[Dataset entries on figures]

####################

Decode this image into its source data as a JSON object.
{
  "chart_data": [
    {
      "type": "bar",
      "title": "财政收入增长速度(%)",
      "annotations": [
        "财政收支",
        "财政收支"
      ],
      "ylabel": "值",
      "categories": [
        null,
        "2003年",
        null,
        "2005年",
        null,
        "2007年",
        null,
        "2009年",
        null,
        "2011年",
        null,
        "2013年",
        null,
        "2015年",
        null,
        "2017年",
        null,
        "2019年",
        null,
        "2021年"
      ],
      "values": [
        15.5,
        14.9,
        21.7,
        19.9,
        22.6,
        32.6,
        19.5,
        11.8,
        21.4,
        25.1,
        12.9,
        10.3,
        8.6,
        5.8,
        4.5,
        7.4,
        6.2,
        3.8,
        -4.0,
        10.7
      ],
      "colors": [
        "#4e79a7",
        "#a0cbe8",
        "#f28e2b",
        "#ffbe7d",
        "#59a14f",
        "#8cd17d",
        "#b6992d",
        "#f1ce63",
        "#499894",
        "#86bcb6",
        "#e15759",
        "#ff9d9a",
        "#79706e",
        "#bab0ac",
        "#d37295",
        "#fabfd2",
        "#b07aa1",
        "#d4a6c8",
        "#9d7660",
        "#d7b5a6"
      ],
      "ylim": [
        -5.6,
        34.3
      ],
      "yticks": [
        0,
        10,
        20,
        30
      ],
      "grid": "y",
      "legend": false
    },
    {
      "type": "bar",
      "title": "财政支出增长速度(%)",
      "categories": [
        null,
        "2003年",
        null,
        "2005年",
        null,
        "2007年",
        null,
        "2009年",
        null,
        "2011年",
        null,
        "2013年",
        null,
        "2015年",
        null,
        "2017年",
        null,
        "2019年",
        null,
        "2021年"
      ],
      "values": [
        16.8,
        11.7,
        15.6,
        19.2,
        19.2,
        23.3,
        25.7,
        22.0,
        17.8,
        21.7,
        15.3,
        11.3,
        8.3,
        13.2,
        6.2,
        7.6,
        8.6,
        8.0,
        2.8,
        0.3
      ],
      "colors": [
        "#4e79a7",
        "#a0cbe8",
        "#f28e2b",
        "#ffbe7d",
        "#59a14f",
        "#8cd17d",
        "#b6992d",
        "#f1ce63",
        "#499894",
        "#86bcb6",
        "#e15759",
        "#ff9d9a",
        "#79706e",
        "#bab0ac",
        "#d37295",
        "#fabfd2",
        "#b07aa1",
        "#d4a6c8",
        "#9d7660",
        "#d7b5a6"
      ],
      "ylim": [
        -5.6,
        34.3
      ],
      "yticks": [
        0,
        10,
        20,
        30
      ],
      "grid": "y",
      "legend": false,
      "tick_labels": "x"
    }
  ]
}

####################

Copy out the whole listing exactly as written.

Decode this image into its source data as a JSON object.
{
  "chart_data": [
    {
      "type": "bar",
      "title": "财政收入增长速度(%)",
      "annotations": [
        "财政收支",
        "财政收支"
      ],
      "ylabel": "值",
      "categories": [
        null,
        "2003年",
        null,
        "2005年",
        null,
        "2007年",
        null,
        "2009年",
        null,
        "2011年",
        null,
        "2013年",
        null,
        "2015年",
        null,
        "2017年",
        null,
        "2019年",
        null,
        "2021年"
      ],
      "values": [
        15.5,
        14.9,
        21.7,
        19.9,
        22.6,
        32.6,
        19.5,
        11.8,
        21.4,
        25.1,
        12.9,
        10.3,
        8.6,
        5.8,
        4.5,
        7.4,
        6.2,
        3.8,
        -4.0,
        10.7
      ],
      "colors": [
        "#4e79a7",
        "#a0cbe8",
        "#f28e2b",
        "#ffbe7d",
        "#59a14f",
        "#8cd17d",
        "#b6992d",
        "#f1ce63",
        "#499894",
        "#86bcb6",
        "#e15759",
        "#ff9d9a",
        "#79706e",
        "#bab0ac",
        "#d37295",
        "#fabfd2",
        "#b07aa1",
        "#d4a6c8",
        "#9d7660",
        "#d7b5a6"
      ],
      "ylim": [
        -5.6,
        34.3
      ],
      "yticks": [
        0,
        10,
        20,
        30
      ],
      "grid": "y",
      "legend": false
    },
    {
      "type": "bar",
      "title": "财政支出增长速度(%)",
      "categories": [
        null,
        "2003年",
        null,
        "2005年",
        null,
        "2007年",
        null,
        "2009年",
        null,
        "2011年",
        null,
        "2013年",
        null,
        "2015年",
        null,
        "2017年",
        null,
        "2019年",
        null,
        "2021年"
      ],
      "values": [
        16.8,
        11.7,
        15.6,
        19.2,
        19.2,
        23.3,
        25.7,
        22.0,
        17.8,
        21.7,
        15.3,
        11.3,
        8.3,
        13.2,
        6.2,
        7.6,
        8.6,
        8.0,
        2.8,
        0.3
      ],
      "colors": [
        "#4e79a7",
        "#a0cbe8",
        "#f28e2b",
        "#ffbe7d",
        "#59a14f",
        "#8cd17d",
        "#b6992d",
        "#f1ce63",
        "#499894",
        "#86bcb6",
        "#e15759",
        "#ff9d9a",
        "#79706e",
        "#bab0ac",
        "#d37295",
        "#fabfd2",
        "#b07aa1",
        "#d4a6c8",
        "#9d7660",
        "#d7b5a6"
      ],
      "ylim": [
        -5.6,
        34.3
      ],
      "yticks": [
        0,
        10,
        20,
        30
      ],
      "grid": "y",
      "legend": false,
      "tick_labels": "x"
    }
  ]
}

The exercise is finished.